=== Records to use ===

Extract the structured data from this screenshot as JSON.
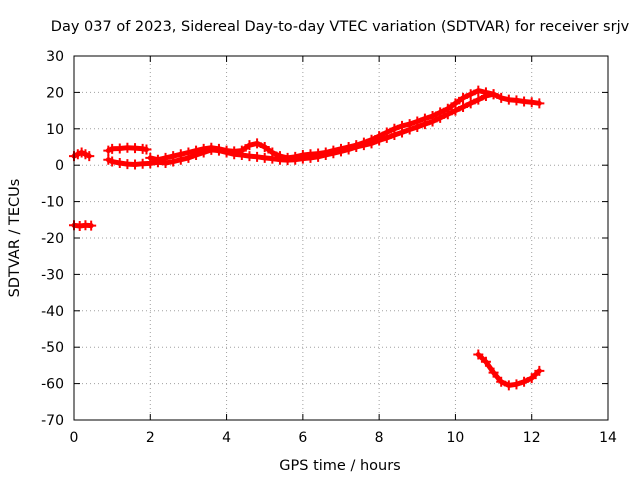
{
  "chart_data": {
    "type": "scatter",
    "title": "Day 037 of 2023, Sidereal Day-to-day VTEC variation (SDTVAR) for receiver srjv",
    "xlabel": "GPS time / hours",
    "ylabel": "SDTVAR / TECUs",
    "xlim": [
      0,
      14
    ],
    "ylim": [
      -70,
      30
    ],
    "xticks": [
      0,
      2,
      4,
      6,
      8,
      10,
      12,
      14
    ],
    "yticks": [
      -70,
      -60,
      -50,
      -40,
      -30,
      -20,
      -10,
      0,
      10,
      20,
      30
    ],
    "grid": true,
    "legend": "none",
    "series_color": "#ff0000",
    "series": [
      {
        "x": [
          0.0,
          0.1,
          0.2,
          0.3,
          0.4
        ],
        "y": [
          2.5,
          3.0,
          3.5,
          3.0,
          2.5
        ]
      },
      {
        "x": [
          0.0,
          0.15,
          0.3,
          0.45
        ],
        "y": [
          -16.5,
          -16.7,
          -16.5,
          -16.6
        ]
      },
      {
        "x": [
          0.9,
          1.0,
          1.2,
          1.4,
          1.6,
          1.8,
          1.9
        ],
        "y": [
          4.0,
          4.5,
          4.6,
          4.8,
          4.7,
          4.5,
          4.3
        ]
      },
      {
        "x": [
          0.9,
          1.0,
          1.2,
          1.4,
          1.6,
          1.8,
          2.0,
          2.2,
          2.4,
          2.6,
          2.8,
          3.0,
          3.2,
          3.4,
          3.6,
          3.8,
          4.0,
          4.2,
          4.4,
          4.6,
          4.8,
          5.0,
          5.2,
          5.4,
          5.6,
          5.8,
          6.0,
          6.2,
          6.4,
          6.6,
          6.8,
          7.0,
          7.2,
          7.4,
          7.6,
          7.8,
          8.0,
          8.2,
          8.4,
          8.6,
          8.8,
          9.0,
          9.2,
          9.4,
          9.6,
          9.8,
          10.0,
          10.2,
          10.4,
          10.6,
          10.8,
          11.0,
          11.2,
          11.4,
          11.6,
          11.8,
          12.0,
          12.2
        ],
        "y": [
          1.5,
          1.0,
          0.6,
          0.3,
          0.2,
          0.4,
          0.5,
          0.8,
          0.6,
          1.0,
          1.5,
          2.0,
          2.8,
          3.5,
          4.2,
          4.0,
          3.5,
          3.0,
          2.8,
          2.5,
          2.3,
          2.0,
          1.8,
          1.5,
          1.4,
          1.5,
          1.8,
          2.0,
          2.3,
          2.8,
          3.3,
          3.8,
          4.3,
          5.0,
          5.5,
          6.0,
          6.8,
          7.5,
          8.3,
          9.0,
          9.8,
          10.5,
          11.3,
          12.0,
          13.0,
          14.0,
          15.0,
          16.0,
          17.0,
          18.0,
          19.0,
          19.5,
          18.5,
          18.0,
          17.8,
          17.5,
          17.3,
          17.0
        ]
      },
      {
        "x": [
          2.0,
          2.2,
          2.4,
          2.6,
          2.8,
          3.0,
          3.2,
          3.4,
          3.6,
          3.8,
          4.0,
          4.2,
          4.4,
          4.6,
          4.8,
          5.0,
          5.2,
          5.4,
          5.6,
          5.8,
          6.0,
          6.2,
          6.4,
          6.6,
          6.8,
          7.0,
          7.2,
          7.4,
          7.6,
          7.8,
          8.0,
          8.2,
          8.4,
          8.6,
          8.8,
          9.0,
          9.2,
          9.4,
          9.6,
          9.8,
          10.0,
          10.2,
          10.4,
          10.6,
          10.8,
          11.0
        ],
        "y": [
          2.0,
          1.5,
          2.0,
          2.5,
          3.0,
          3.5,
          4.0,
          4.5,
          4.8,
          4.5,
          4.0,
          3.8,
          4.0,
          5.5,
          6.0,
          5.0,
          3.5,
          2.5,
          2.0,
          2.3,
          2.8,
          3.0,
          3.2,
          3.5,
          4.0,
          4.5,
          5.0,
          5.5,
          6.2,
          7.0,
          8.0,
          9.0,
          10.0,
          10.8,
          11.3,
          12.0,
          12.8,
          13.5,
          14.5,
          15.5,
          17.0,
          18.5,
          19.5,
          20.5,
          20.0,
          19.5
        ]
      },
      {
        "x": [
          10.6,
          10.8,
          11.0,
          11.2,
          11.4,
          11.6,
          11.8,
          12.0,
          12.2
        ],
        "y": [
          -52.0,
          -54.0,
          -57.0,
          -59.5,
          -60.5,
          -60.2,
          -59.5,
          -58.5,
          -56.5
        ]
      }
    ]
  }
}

=== Task instructions ===
Omit the pictures, and quote the material above exactly as given.

=== Worked answer ===
Extract the structured data from this screenshot as JSON.
{
  "chart_data": {
    "type": "scatter",
    "title": "Day 037 of 2023, Sidereal Day-to-day VTEC variation (SDTVAR) for receiver srjv",
    "xlabel": "GPS time / hours",
    "ylabel": "SDTVAR / TECUs",
    "xlim": [
      0,
      14
    ],
    "ylim": [
      -70,
      30
    ],
    "xticks": [
      0,
      2,
      4,
      6,
      8,
      10,
      12,
      14
    ],
    "yticks": [
      -70,
      -60,
      -50,
      -40,
      -30,
      -20,
      -10,
      0,
      10,
      20,
      30
    ],
    "grid": true,
    "legend": "none",
    "series_color": "#ff0000",
    "series": [
      {
        "x": [
          0.0,
          0.1,
          0.2,
          0.3,
          0.4
        ],
        "y": [
          2.5,
          3.0,
          3.5,
          3.0,
          2.5
        ]
      },
      {
        "x": [
          0.0,
          0.15,
          0.3,
          0.45
        ],
        "y": [
          -16.5,
          -16.7,
          -16.5,
          -16.6
        ]
      },
      {
        "x": [
          0.9,
          1.0,
          1.2,
          1.4,
          1.6,
          1.8,
          1.9
        ],
        "y": [
          4.0,
          4.5,
          4.6,
          4.8,
          4.7,
          4.5,
          4.3
        ]
      },
      {
        "x": [
          0.9,
          1.0,
          1.2,
          1.4,
          1.6,
          1.8,
          2.0,
          2.2,
          2.4,
          2.6,
          2.8,
          3.0,
          3.2,
          3.4,
          3.6,
          3.8,
          4.0,
          4.2,
          4.4,
          4.6,
          4.8,
          5.0,
          5.2,
          5.4,
          5.6,
          5.8,
          6.0,
          6.2,
          6.4,
          6.6,
          6.8,
          7.0,
          7.2,
          7.4,
          7.6,
          7.8,
          8.0,
          8.2,
          8.4,
          8.6,
          8.8,
          9.0,
          9.2,
          9.4,
          9.6,
          9.8,
          10.0,
          10.2,
          10.4,
          10.6,
          10.8,
          11.0,
          11.2,
          11.4,
          11.6,
          11.8,
          12.0,
          12.2
        ],
        "y": [
          1.5,
          1.0,
          0.6,
          0.3,
          0.2,
          0.4,
          0.5,
          0.8,
          0.6,
          1.0,
          1.5,
          2.0,
          2.8,
          3.5,
          4.2,
          4.0,
          3.5,
          3.0,
          2.8,
          2.5,
          2.3,
          2.0,
          1.8,
          1.5,
          1.4,
          1.5,
          1.8,
          2.0,
          2.3,
          2.8,
          3.3,
          3.8,
          4.3,
          5.0,
          5.5,
          6.0,
          6.8,
          7.5,
          8.3,
          9.0,
          9.8,
          10.5,
          11.3,
          12.0,
          13.0,
          14.0,
          15.0,
          16.0,
          17.0,
          18.0,
          19.0,
          19.5,
          18.5,
          18.0,
          17.8,
          17.5,
          17.3,
          17.0
        ]
      },
      {
        "x": [
          2.0,
          2.2,
          2.4,
          2.6,
          2.8,
          3.0,
          3.2,
          3.4,
          3.6,
          3.8,
          4.0,
          4.2,
          4.4,
          4.6,
          4.8,
          5.0,
          5.2,
          5.4,
          5.6,
          5.8,
          6.0,
          6.2,
          6.4,
          6.6,
          6.8,
          7.0,
          7.2,
          7.4,
          7.6,
          7.8,
          8.0,
          8.2,
          8.4,
          8.6,
          8.8,
          9.0,
          9.2,
          9.4,
          9.6,
          9.8,
          10.0,
          10.2,
          10.4,
          10.6,
          10.8,
          11.0
        ],
        "y": [
          2.0,
          1.5,
          2.0,
          2.5,
          3.0,
          3.5,
          4.0,
          4.5,
          4.8,
          4.5,
          4.0,
          3.8,
          4.0,
          5.5,
          6.0,
          5.0,
          3.5,
          2.5,
          2.0,
          2.3,
          2.8,
          3.0,
          3.2,
          3.5,
          4.0,
          4.5,
          5.0,
          5.5,
          6.2,
          7.0,
          8.0,
          9.0,
          10.0,
          10.8,
          11.3,
          12.0,
          12.8,
          13.5,
          14.5,
          15.5,
          17.0,
          18.5,
          19.5,
          20.5,
          20.0,
          19.5
        ]
      },
      {
        "x": [
          10.6,
          10.8,
          11.0,
          11.2,
          11.4,
          11.6,
          11.8,
          12.0,
          12.2
        ],
        "y": [
          -52.0,
          -54.0,
          -57.0,
          -59.5,
          -60.5,
          -60.2,
          -59.5,
          -58.5,
          -56.5
        ]
      }
    ]
  }
}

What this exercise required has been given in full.